» Task instructions:
Copy out every line in the entries below that includes "name".

[Stored records]
---*---

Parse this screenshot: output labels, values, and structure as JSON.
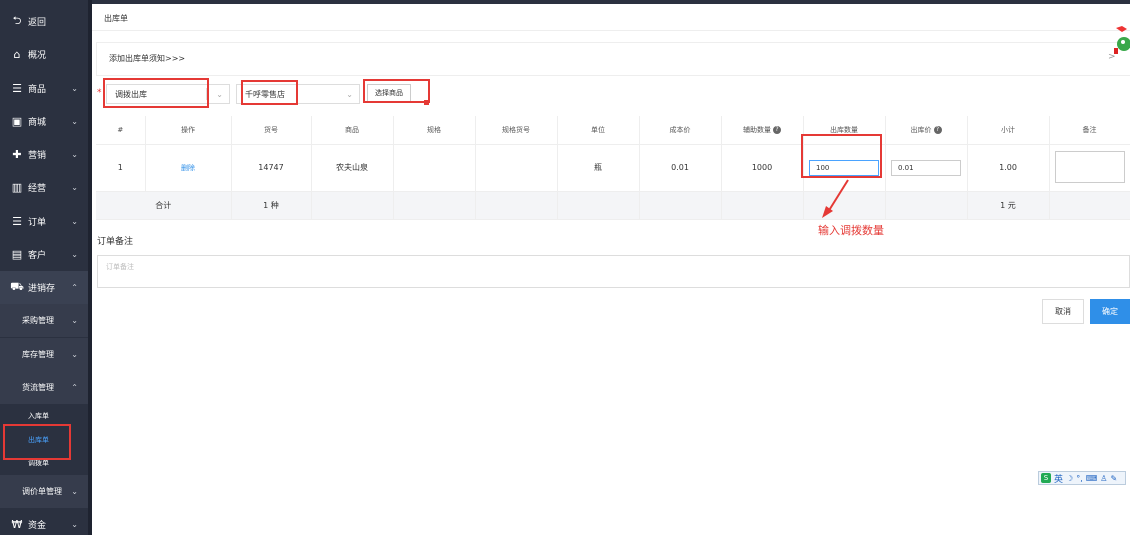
{
  "sidebar": {
    "items": [
      {
        "label": "返回",
        "icon": "back-arrow-icon",
        "glyph": "⮌"
      },
      {
        "label": "概况",
        "icon": "home-icon",
        "glyph": "⌂"
      },
      {
        "label": "商品",
        "icon": "list-icon",
        "glyph": "☰"
      },
      {
        "label": "商城",
        "icon": "shop-bag-icon",
        "glyph": "▣"
      },
      {
        "label": "营销",
        "icon": "gift-icon",
        "glyph": "✚"
      },
      {
        "label": "经营",
        "icon": "bar-chart-icon",
        "glyph": "▥"
      },
      {
        "label": "订单",
        "icon": "order-list-icon",
        "glyph": "☰"
      },
      {
        "label": "客户",
        "icon": "id-card-icon",
        "glyph": "▤"
      },
      {
        "label": "进销存",
        "icon": "truck-icon",
        "glyph": "⛟"
      }
    ],
    "sub_items": [
      {
        "label": "采购管理"
      },
      {
        "label": "库存管理"
      },
      {
        "label": "货流管理"
      }
    ],
    "leaf_items": [
      {
        "label": "入库单"
      },
      {
        "label": "出库单"
      },
      {
        "label": "调拨单"
      }
    ],
    "more_items": [
      {
        "label": "调价单管理"
      }
    ],
    "bottom_item": {
      "label": "资金",
      "icon": "currency-icon",
      "glyph": "₩"
    }
  },
  "panel": {
    "title": "出库单",
    "notice": "添加出库单须知>>>",
    "notice_arrow": ">"
  },
  "form": {
    "required_mark": "*",
    "type_select": "调拨出库",
    "store_select": "千呼零售店",
    "choose_button": "选择商品"
  },
  "table": {
    "headers": [
      "#",
      "操作",
      "货号",
      "商品",
      "规格",
      "规格货号",
      "单位",
      "成本价",
      "辅助数量",
      "出库数量",
      "出库价",
      "小计",
      "备注"
    ],
    "rows": [
      {
        "index": "1",
        "action": "删除",
        "sku": "14747",
        "name": "农夫山泉",
        "spec": "",
        "spec_sku": "",
        "unit": "瓶",
        "cost": "0.01",
        "aux_qty": "1000",
        "out_qty": "100",
        "out_price": "0.01",
        "subtotal": "1.00"
      }
    ],
    "total": {
      "label": "合计",
      "sku_count": "1 种",
      "subtotal": "1 元"
    }
  },
  "annotation": {
    "text": "输入调拨数量",
    "color": "#e53935"
  },
  "remark": {
    "label": "订单备注",
    "placeholder": "订单备注"
  },
  "actions": {
    "cancel": "取消",
    "confirm": "确定"
  },
  "ime": {
    "lang": "英",
    "icons": [
      "sogou-logo-icon",
      "moon-icon",
      "punctuation-icon",
      "keyboard-icon",
      "user-icon",
      "wrench-icon"
    ]
  },
  "colors": {
    "sidebar_bg": "#2b3140",
    "accent": "#2f8fe8",
    "highlight_red": "#e53935"
  }
}
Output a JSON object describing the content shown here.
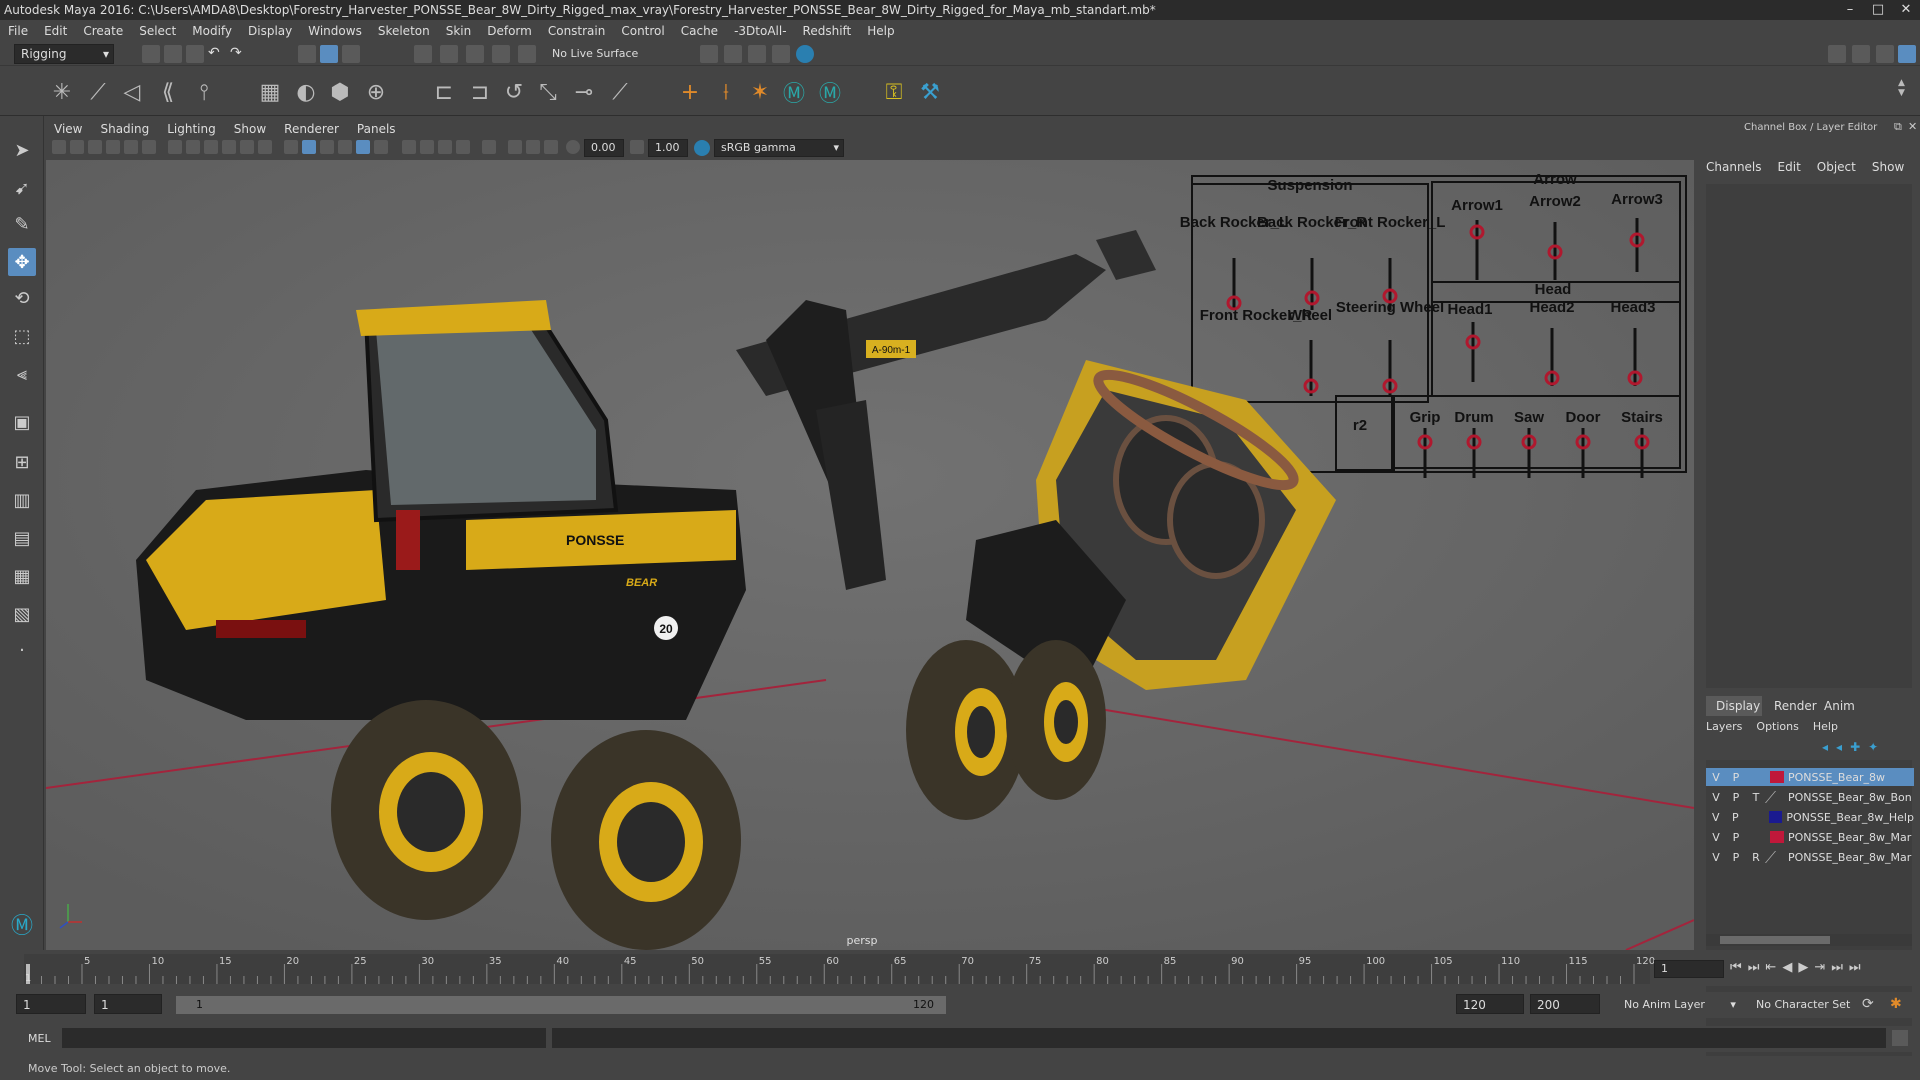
{
  "window": {
    "title": "Autodesk Maya 2016: C:\\Users\\AMDA8\\Desktop\\Forestry_Harvester_PONSSE_Bear_8W_Dirty_Rigged_max_vray\\Forestry_Harvester_PONSSE_Bear_8W_Dirty_Rigged_for_Maya_mb_standart.mb*",
    "minimize": "–",
    "maximize": "□",
    "close": "✕"
  },
  "menubar": [
    "File",
    "Edit",
    "Create",
    "Select",
    "Modify",
    "Display",
    "Windows",
    "Skeleton",
    "Skin",
    "Deform",
    "Constrain",
    "Control",
    "Cache",
    "-3DtoAll-",
    "Redshift",
    "Help"
  ],
  "shelf": {
    "mode": "Rigging",
    "live_surface": "No Live Surface"
  },
  "viewport": {
    "menu": [
      "View",
      "Shading",
      "Lighting",
      "Show",
      "Renderer",
      "Panels"
    ],
    "near_value": "0.00",
    "far_value": "1.00",
    "color_space": "sRGB gamma",
    "camera_label": "persp"
  },
  "rig_panel": {
    "suspension_title": "Suspension",
    "suspension_items": [
      "Back Rocker_L",
      "Back Rocker_R",
      "Front Rocker_L"
    ],
    "lower_items": [
      "Front Rocker_R",
      "Wheel",
      "Steering Wheel"
    ],
    "arrow_title": "Arrow",
    "arrow_items": [
      "Arrow1",
      "Arrow2",
      "Arrow3"
    ],
    "head_title": "Head",
    "head_items": [
      "Head1",
      "Head2",
      "Head3"
    ],
    "bottom_items": [
      "Grip",
      "Drum",
      "Saw",
      "Door",
      "Stairs"
    ],
    "partial_label": "r2"
  },
  "vehicle": {
    "brand": "PONSSE",
    "model": "BEAR",
    "number": "20",
    "boom_label": "A-90m-1"
  },
  "channel_box": {
    "title": "Channel Box / Layer Editor",
    "menu": [
      "Channels",
      "Edit",
      "Object",
      "Show"
    ],
    "tabs": [
      "Display",
      "Render",
      "Anim"
    ],
    "layer_menu": [
      "Layers",
      "Options",
      "Help"
    ],
    "layers": [
      {
        "v": "V",
        "p": "P",
        "t": "",
        "name": "PONSSE_Bear_8w",
        "color": "#c0183a",
        "selected": true
      },
      {
        "v": "V",
        "p": "P",
        "t": "T",
        "name": "PONSSE_Bear_8w_Bon",
        "color": "",
        "selected": false
      },
      {
        "v": "V",
        "p": "P",
        "t": "",
        "name": "PONSSE_Bear_8w_Help",
        "color": "#1a1a90",
        "selected": false
      },
      {
        "v": "V",
        "p": "P",
        "t": "",
        "name": "PONSSE_Bear_8w_Mar",
        "color": "#c0183a",
        "selected": false
      },
      {
        "v": "V",
        "p": "P",
        "t": "R",
        "name": "PONSSE_Bear_8w_Mar",
        "color": "",
        "selected": false
      }
    ]
  },
  "timeline": {
    "ticks": [
      "5",
      "10",
      "15",
      "20",
      "25",
      "30",
      "35",
      "40",
      "45",
      "50",
      "55",
      "60",
      "65",
      "70",
      "75",
      "80",
      "85",
      "90",
      "95",
      "100",
      "105",
      "110",
      "115",
      "120"
    ],
    "start_label": "1",
    "current_frame": "1"
  },
  "range": {
    "start": "1",
    "start2": "1",
    "range_start": "1",
    "range_end": "120",
    "end": "120",
    "end2": "200",
    "anim_layer": "No Anim Layer",
    "char_set": "No Character Set"
  },
  "cmdline": {
    "label": "MEL"
  },
  "helpline": {
    "text": "Move Tool: Select an object to move."
  }
}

---*---

» Solution to the problem:
        "name": "农夫山泉",
        "name": "PONSSE_Bear_8w",
        "name": "PONSSE_Bear_8w_Bon",
        "name": "PONSSE_Bear_8w_Help",
        "name": "PONSSE_Bear_8w_Mar",
        "name": "PONSSE_Bear_8w_Mar",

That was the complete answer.